-- Records for processing start --

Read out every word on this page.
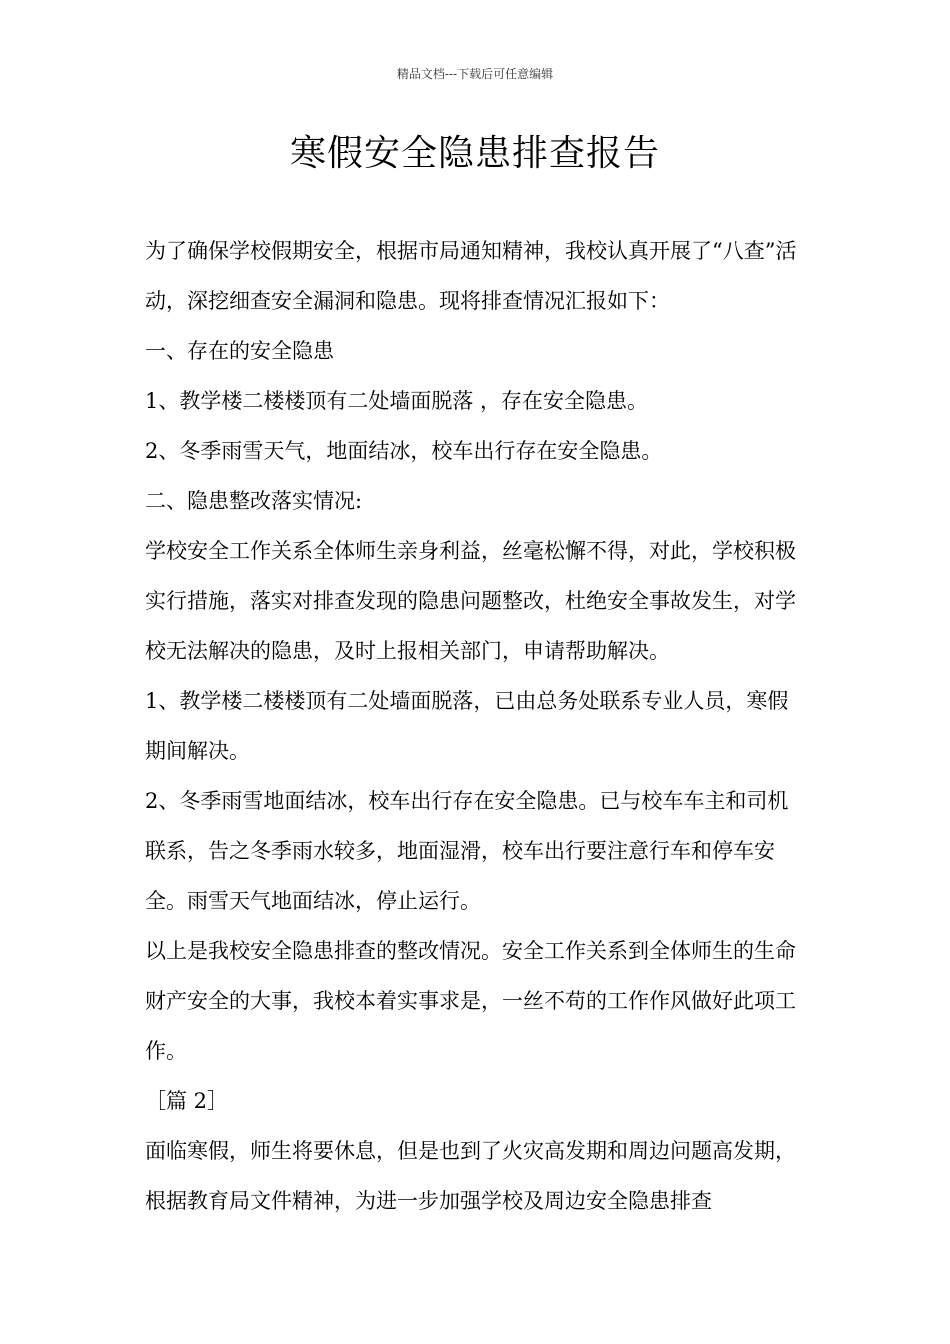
精品文档---下载后可任意编辑
寒假安全隐患排查报告

为了确保学校假期安全，根据市局通知精神，我校认真开展了“八查”活动，深挖细查安全漏洞和隐患。现将排查情况汇报如下：

一、存在的安全隐患

1、教学楼二楼楼顶有二处墙面脱落 ，存在安全隐患。

2、冬季雨雪天气，地面结冰，校车出行存在安全隐患。

二、隐患整改落实情况:

学校安全工作关系全体师生亲身利益，丝毫松懈不得，对此，学校积极实行措施，落实对排查发现的隐患问题整改，杜绝安全事故发生，对学校无法解决的隐患，及时上报相关部门，申请帮助解决。

1、教学楼二楼楼顶有二处墙面脱落，已由总务处联系专业人员，寒假期间解决。

2、冬季雨雪地面结冰，校车出行存在安全隐患。已与校车车主和司机联系，告之冬季雨水较多，地面湿滑，校车出行要注意行车和停车安全。雨雪天气地面结冰，停止运行。

以上是我校安全隐患排查的整改情况。安全工作关系到全体师生的生命财产安全的大事，我校本着实事求是，一丝不苟的工作作风做好此项工作。

［篇 2］

面临寒假，师生将要休息，但是也到了火灾高发期和周边问题高发期，根据教育局文件精神，为进一步加强学校及周边安全隐患排查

-- Records for processing end --

▸ **What to produce**: Transcribe every record above exactly as written, leaving out any pictures.

▸ **Task solution**:
Read out every word on this page.
精品文档---下载后可任意编辑
寒假安全隐患排查报告

为了确保学校假期安全，根据市局通知精神，我校认真开展了“八查”活动，深挖细查安全漏洞和隐患。现将排查情况汇报如下：

一、存在的安全隐患

1、教学楼二楼楼顶有二处墙面脱落 ，存在安全隐患。

2、冬季雨雪天气，地面结冰，校车出行存在安全隐患。

二、隐患整改落实情况:

学校安全工作关系全体师生亲身利益，丝毫松懈不得，对此，学校积极实行措施，落实对排查发现的隐患问题整改，杜绝安全事故发生，对学校无法解决的隐患，及时上报相关部门，申请帮助解决。

1、教学楼二楼楼顶有二处墙面脱落，已由总务处联系专业人员，寒假期间解决。

2、冬季雨雪地面结冰，校车出行存在安全隐患。已与校车车主和司机联系，告之冬季雨水较多，地面湿滑，校车出行要注意行车和停车安全。雨雪天气地面结冰，停止运行。

以上是我校安全隐患排查的整改情况。安全工作关系到全体师生的生命财产安全的大事，我校本着实事求是，一丝不苟的工作作风做好此项工作。

［篇 2］

面临寒假，师生将要休息，但是也到了火灾高发期和周边问题高发期，根据教育局文件精神，为进一步加强学校及周边安全隐患排查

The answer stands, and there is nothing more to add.